_EXERCISE_
Will you write out the data exactly, excluding every picture?

_MATERIAL FOR THIS EXERCISE_
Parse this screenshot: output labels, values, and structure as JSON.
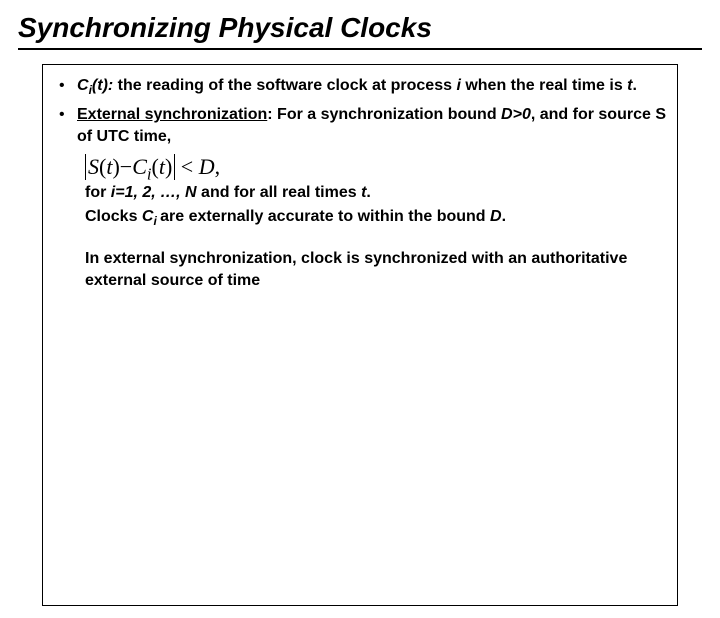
{
  "title": "Synchronizing Physical Clocks",
  "bullet1": {
    "ci": "C",
    "ci_sub": "i",
    "t": "(t): ",
    "text1": "the reading of the software clock at process ",
    "i": "i",
    "text2": " when the real time is ",
    "tvar": "t",
    "period": "."
  },
  "bullet2": {
    "label": "External synchronization",
    "text1": ": For a synchronization bound ",
    "d": "D>0",
    "text2": ", and for source S of UTC time,"
  },
  "formula": {
    "s": "S",
    "t1": "(",
    "tvar": "t",
    "t2": ")",
    "minus": "−",
    "c": "C",
    "ci_sub": "i",
    "t3": "(",
    "tvar2": "t",
    "t4": ")",
    "lt": "<",
    "d": "D",
    "comma": ","
  },
  "line3": {
    "text1": "for ",
    "i": "i=1, 2, …, N",
    "text2": " and for all real times ",
    "t": "t",
    "period": "."
  },
  "line4": {
    "text1": "Clocks ",
    "c": "C",
    "ci_sub": "i ",
    "text2": "are externally accurate to within the bound ",
    "d": "D",
    "period": "."
  },
  "para": "In external synchronization, clock is synchronized with an authoritative  external source of time"
}
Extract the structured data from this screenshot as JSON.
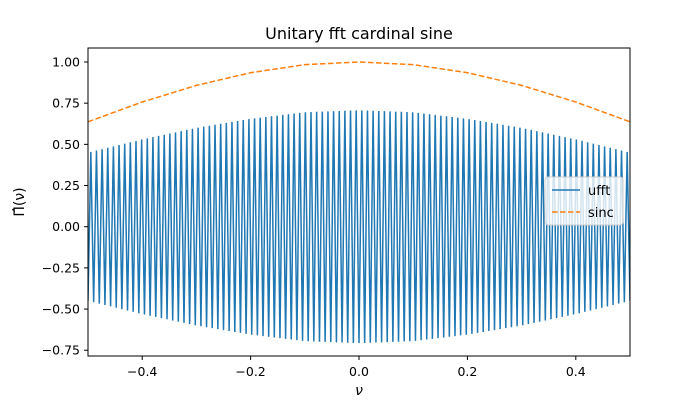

_PROBLEM SOLUTION_
Parse this screenshot: output labels, values, and structure as JSON.
{
  "title": "Synchronizing Physical Clocks",
  "bullet1": {
    "ci": "C",
    "ci_sub": "i",
    "t": "(t): ",
    "text1": "the reading of the software clock at process ",
    "i": "i",
    "text2": " when the real time is ",
    "tvar": "t",
    "period": "."
  },
  "bullet2": {
    "label": "External synchronization",
    "text1": ": For a synchronization bound ",
    "d": "D>0",
    "text2": ", and for source S of UTC time,"
  },
  "formula": {
    "s": "S",
    "t1": "(",
    "tvar": "t",
    "t2": ")",
    "minus": "−",
    "c": "C",
    "ci_sub": "i",
    "t3": "(",
    "tvar2": "t",
    "t4": ")",
    "lt": "<",
    "d": "D",
    "comma": ","
  },
  "line3": {
    "text1": "for ",
    "i": "i=1, 2, …, N",
    "text2": " and for all real times ",
    "t": "t",
    "period": "."
  },
  "line4": {
    "text1": "Clocks ",
    "c": "C",
    "ci_sub": "i ",
    "text2": "are externally accurate to within the bound ",
    "d": "D",
    "period": "."
  },
  "para": "In external synchronization, clock is synchronized with an authoritative  external source of time"
}
Extract the structured data from this screenshot as JSON.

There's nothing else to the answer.